What you are asked to do:
Scan the data below for the string "Curr". Show every line where it turns up.

==== Data for the task

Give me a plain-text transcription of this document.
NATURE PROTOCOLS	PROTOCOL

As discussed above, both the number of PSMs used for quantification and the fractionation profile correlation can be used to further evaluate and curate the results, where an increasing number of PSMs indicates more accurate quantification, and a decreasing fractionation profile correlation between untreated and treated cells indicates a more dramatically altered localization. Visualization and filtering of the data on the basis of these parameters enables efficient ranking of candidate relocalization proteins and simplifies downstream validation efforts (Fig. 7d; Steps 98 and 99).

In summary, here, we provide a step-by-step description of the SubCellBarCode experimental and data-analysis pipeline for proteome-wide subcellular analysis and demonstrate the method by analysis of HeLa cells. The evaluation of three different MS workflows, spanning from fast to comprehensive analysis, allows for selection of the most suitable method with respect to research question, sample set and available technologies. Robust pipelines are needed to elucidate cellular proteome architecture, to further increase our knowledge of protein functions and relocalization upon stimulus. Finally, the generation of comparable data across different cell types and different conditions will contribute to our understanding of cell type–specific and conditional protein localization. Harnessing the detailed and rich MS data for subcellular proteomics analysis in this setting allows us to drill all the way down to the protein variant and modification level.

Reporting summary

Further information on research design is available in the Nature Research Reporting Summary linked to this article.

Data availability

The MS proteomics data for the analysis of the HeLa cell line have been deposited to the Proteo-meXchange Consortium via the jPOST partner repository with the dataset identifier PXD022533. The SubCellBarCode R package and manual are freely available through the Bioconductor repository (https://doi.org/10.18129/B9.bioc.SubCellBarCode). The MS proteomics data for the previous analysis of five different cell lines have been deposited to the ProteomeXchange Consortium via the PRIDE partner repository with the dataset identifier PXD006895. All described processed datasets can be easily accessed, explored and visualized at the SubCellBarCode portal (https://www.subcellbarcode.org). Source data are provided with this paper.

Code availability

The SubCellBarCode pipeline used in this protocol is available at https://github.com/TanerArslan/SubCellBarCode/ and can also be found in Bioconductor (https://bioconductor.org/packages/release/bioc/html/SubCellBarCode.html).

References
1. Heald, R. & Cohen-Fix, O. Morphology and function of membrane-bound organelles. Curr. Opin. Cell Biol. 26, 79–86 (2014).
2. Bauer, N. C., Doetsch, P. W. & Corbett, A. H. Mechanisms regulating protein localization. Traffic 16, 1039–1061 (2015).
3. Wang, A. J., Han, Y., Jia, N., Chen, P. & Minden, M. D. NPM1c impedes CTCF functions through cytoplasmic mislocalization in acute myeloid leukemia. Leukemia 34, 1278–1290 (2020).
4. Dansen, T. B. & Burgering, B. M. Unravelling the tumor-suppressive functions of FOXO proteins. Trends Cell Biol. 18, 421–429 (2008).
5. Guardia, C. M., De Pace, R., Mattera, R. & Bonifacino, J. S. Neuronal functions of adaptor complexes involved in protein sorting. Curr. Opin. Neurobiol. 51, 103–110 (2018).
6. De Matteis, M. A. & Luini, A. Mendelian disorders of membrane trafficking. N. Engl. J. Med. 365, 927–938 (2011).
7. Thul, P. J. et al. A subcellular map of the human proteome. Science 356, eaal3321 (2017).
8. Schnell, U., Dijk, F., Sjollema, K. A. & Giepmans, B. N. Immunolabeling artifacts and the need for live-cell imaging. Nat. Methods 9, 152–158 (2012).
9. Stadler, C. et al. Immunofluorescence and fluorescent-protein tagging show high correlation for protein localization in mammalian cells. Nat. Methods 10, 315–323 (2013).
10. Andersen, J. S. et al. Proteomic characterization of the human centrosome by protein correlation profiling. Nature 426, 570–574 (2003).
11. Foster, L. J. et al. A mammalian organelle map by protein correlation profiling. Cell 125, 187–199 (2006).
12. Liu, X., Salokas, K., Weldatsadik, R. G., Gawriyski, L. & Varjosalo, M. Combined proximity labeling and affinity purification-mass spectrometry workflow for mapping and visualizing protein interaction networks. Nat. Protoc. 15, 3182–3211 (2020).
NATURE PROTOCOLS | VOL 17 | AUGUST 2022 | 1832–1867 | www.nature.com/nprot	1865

========

Task result:
1. Heald, R. & Cohen-Fix, O. Morphology and function of membrane-bound organelles. Curr. Opin. Cell Biol. 26, 79–86 (2014).
5. Guardia, C. M., De Pace, R., Mattera, R. & Bonifacino, J. S. Neuronal functions of adaptor complexes involved in protein sorting. Curr. Opin. Neurobiol. 51, 103–110 (2018).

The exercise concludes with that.